### Description of the task
What follows is a set of records; restate each one word for word and drop the pictures.

Data tied to figure images:
····················

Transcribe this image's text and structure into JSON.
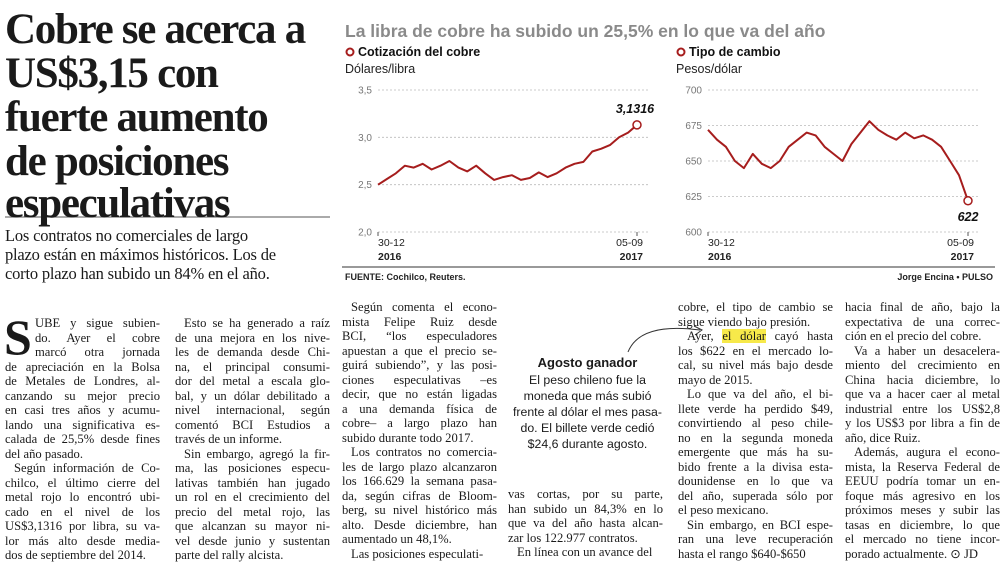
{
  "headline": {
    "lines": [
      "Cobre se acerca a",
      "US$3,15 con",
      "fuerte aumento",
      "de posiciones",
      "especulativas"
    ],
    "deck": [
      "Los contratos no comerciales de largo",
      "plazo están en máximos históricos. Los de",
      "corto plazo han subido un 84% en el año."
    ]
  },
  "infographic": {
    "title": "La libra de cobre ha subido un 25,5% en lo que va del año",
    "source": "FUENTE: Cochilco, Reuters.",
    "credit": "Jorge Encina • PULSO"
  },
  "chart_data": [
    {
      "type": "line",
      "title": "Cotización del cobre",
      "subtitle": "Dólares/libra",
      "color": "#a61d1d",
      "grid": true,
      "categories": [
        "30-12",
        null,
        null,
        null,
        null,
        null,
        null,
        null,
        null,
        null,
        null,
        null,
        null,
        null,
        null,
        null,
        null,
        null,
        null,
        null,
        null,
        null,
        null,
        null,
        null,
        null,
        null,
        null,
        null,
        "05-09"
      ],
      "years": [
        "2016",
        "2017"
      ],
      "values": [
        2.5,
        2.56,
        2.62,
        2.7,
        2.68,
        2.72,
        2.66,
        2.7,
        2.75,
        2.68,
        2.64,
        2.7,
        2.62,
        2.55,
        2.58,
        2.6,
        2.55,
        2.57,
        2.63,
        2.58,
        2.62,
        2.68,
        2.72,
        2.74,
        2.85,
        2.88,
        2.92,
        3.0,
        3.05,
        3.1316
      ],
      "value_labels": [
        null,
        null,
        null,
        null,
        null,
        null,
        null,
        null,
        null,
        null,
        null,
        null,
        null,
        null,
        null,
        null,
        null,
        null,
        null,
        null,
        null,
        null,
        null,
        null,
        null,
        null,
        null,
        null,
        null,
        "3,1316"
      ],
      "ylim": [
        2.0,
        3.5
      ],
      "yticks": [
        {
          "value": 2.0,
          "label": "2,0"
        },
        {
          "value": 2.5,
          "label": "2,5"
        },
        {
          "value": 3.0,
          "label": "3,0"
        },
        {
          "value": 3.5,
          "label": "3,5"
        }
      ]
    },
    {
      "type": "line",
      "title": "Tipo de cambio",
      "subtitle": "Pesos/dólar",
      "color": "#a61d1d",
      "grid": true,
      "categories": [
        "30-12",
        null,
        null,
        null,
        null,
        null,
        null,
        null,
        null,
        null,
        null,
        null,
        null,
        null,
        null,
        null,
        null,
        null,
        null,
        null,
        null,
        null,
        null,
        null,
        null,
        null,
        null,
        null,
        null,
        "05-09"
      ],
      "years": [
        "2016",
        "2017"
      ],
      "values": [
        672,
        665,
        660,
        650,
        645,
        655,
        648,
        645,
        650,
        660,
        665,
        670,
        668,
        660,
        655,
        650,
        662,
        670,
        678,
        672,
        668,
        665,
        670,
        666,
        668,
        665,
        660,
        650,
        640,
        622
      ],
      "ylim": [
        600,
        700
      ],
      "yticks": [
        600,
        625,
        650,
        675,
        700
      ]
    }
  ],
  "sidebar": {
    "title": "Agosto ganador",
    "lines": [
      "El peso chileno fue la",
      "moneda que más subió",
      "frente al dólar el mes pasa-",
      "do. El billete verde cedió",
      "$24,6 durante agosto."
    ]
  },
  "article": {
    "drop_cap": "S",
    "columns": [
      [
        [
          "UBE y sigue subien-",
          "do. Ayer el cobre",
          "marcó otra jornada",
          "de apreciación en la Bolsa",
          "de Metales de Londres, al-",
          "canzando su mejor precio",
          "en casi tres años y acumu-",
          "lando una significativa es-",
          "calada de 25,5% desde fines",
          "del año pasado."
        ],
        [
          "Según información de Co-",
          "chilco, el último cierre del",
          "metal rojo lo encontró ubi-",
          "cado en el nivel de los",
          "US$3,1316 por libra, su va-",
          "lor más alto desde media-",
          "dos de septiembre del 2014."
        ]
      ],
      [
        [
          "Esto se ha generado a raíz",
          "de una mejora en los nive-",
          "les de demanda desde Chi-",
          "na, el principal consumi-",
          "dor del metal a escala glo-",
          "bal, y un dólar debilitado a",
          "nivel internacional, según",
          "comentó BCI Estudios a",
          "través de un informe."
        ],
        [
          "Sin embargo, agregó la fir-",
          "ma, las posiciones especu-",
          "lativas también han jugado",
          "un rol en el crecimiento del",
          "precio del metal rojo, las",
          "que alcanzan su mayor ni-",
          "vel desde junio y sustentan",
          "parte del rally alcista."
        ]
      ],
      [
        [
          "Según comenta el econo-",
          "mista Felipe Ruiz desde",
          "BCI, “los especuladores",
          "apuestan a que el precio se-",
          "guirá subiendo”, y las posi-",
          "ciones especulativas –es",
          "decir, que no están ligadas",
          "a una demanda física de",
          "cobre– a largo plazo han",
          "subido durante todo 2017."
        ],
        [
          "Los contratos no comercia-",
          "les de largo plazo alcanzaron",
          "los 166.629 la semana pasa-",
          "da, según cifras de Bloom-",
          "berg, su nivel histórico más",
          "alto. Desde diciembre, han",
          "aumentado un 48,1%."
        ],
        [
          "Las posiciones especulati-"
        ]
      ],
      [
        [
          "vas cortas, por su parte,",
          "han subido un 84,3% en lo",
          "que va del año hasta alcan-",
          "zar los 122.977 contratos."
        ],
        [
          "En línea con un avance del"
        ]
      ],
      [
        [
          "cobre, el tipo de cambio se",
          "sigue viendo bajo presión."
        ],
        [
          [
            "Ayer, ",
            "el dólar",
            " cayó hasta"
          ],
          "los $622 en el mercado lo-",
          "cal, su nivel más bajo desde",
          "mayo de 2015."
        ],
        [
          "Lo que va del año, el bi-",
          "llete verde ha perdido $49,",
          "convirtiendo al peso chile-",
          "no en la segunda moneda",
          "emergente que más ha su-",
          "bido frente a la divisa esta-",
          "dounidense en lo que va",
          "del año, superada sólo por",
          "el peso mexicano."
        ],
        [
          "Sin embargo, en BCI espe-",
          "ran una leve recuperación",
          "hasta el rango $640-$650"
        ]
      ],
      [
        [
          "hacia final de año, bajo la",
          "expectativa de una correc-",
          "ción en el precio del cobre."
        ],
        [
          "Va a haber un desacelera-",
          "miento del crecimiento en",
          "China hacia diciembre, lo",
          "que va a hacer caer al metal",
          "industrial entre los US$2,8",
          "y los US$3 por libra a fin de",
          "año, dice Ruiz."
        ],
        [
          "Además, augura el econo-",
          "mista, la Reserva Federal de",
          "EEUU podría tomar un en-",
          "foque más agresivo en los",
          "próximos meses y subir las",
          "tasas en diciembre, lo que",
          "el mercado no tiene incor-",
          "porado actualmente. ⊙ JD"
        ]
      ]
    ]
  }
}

····················

### Exercise output
Transcribe this image's text and structure into JSON.
{
  "headline": {
    "lines": [
      "Cobre se acerca a",
      "US$3,15 con",
      "fuerte aumento",
      "de posiciones",
      "especulativas"
    ],
    "deck": [
      "Los contratos no comerciales de largo",
      "plazo están en máximos históricos. Los de",
      "corto plazo han subido un 84% en el año."
    ]
  },
  "infographic": {
    "title": "La libra de cobre ha subido un 25,5% en lo que va del año",
    "source": "FUENTE: Cochilco, Reuters.",
    "credit": "Jorge Encina • PULSO"
  },
  "chart_data": [
    {
      "type": "line",
      "title": "Cotización del cobre",
      "subtitle": "Dólares/libra",
      "color": "#a61d1d",
      "grid": true,
      "categories": [
        "30-12",
        null,
        null,
        null,
        null,
        null,
        null,
        null,
        null,
        null,
        null,
        null,
        null,
        null,
        null,
        null,
        null,
        null,
        null,
        null,
        null,
        null,
        null,
        null,
        null,
        null,
        null,
        null,
        null,
        "05-09"
      ],
      "years": [
        "2016",
        "2017"
      ],
      "values": [
        2.5,
        2.56,
        2.62,
        2.7,
        2.68,
        2.72,
        2.66,
        2.7,
        2.75,
        2.68,
        2.64,
        2.7,
        2.62,
        2.55,
        2.58,
        2.6,
        2.55,
        2.57,
        2.63,
        2.58,
        2.62,
        2.68,
        2.72,
        2.74,
        2.85,
        2.88,
        2.92,
        3.0,
        3.05,
        3.1316
      ],
      "value_labels": [
        null,
        null,
        null,
        null,
        null,
        null,
        null,
        null,
        null,
        null,
        null,
        null,
        null,
        null,
        null,
        null,
        null,
        null,
        null,
        null,
        null,
        null,
        null,
        null,
        null,
        null,
        null,
        null,
        null,
        "3,1316"
      ],
      "ylim": [
        2.0,
        3.5
      ],
      "yticks": [
        {
          "value": 2.0,
          "label": "2,0"
        },
        {
          "value": 2.5,
          "label": "2,5"
        },
        {
          "value": 3.0,
          "label": "3,0"
        },
        {
          "value": 3.5,
          "label": "3,5"
        }
      ]
    },
    {
      "type": "line",
      "title": "Tipo de cambio",
      "subtitle": "Pesos/dólar",
      "color": "#a61d1d",
      "grid": true,
      "categories": [
        "30-12",
        null,
        null,
        null,
        null,
        null,
        null,
        null,
        null,
        null,
        null,
        null,
        null,
        null,
        null,
        null,
        null,
        null,
        null,
        null,
        null,
        null,
        null,
        null,
        null,
        null,
        null,
        null,
        null,
        "05-09"
      ],
      "years": [
        "2016",
        "2017"
      ],
      "values": [
        672,
        665,
        660,
        650,
        645,
        655,
        648,
        645,
        650,
        660,
        665,
        670,
        668,
        660,
        655,
        650,
        662,
        670,
        678,
        672,
        668,
        665,
        670,
        666,
        668,
        665,
        660,
        650,
        640,
        622
      ],
      "ylim": [
        600,
        700
      ],
      "yticks": [
        600,
        625,
        650,
        675,
        700
      ]
    }
  ],
  "sidebar": {
    "title": "Agosto ganador",
    "lines": [
      "El peso chileno fue la",
      "moneda que más subió",
      "frente al dólar el mes pasa-",
      "do. El billete verde cedió",
      "$24,6 durante agosto."
    ]
  },
  "article": {
    "drop_cap": "S",
    "columns": [
      [
        [
          "UBE y sigue subien-",
          "do. Ayer el cobre",
          "marcó otra jornada",
          "de apreciación en la Bolsa",
          "de Metales de Londres, al-",
          "canzando su mejor precio",
          "en casi tres años y acumu-",
          "lando una significativa es-",
          "calada de 25,5% desde fines",
          "del año pasado."
        ],
        [
          "Según información de Co-",
          "chilco, el último cierre del",
          "metal rojo lo encontró ubi-",
          "cado en el nivel de los",
          "US$3,1316 por libra, su va-",
          "lor más alto desde media-",
          "dos de septiembre del 2014."
        ]
      ],
      [
        [
          "Esto se ha generado a raíz",
          "de una mejora en los nive-",
          "les de demanda desde Chi-",
          "na, el principal consumi-",
          "dor del metal a escala glo-",
          "bal, y un dólar debilitado a",
          "nivel internacional, según",
          "comentó BCI Estudios a",
          "través de un informe."
        ],
        [
          "Sin embargo, agregó la fir-",
          "ma, las posiciones especu-",
          "lativas también han jugado",
          "un rol en el crecimiento del",
          "precio del metal rojo, las",
          "que alcanzan su mayor ni-",
          "vel desde junio y sustentan",
          "parte del rally alcista."
        ]
      ],
      [
        [
          "Según comenta el econo-",
          "mista Felipe Ruiz desde",
          "BCI, “los especuladores",
          "apuestan a que el precio se-",
          "guirá subiendo”, y las posi-",
          "ciones especulativas –es",
          "decir, que no están ligadas",
          "a una demanda física de",
          "cobre– a largo plazo han",
          "subido durante todo 2017."
        ],
        [
          "Los contratos no comercia-",
          "les de largo plazo alcanzaron",
          "los 166.629 la semana pasa-",
          "da, según cifras de Bloom-",
          "berg, su nivel histórico más",
          "alto. Desde diciembre, han",
          "aumentado un 48,1%."
        ],
        [
          "Las posiciones especulati-"
        ]
      ],
      [
        [
          "vas cortas, por su parte,",
          "han subido un 84,3% en lo",
          "que va del año hasta alcan-",
          "zar los 122.977 contratos."
        ],
        [
          "En línea con un avance del"
        ]
      ],
      [
        [
          "cobre, el tipo de cambio se",
          "sigue viendo bajo presión."
        ],
        [
          [
            "Ayer, ",
            "el dólar",
            " cayó hasta"
          ],
          "los $622 en el mercado lo-",
          "cal, su nivel más bajo desde",
          "mayo de 2015."
        ],
        [
          "Lo que va del año, el bi-",
          "llete verde ha perdido $49,",
          "convirtiendo al peso chile-",
          "no en la segunda moneda",
          "emergente que más ha su-",
          "bido frente a la divisa esta-",
          "dounidense en lo que va",
          "del año, superada sólo por",
          "el peso mexicano."
        ],
        [
          "Sin embargo, en BCI espe-",
          "ran una leve recuperación",
          "hasta el rango $640-$650"
        ]
      ],
      [
        [
          "hacia final de año, bajo la",
          "expectativa de una correc-",
          "ción en el precio del cobre."
        ],
        [
          "Va a haber un desacelera-",
          "miento del crecimiento en",
          "China hacia diciembre, lo",
          "que va a hacer caer al metal",
          "industrial entre los US$2,8",
          "y los US$3 por libra a fin de",
          "año, dice Ruiz."
        ],
        [
          "Además, augura el econo-",
          "mista, la Reserva Federal de",
          "EEUU podría tomar un en-",
          "foque más agresivo en los",
          "próximos meses y subir las",
          "tasas en diciembre, lo que",
          "el mercado no tiene incor-",
          "porado actualmente. ⊙ JD"
        ]
      ]
    ]
  }
}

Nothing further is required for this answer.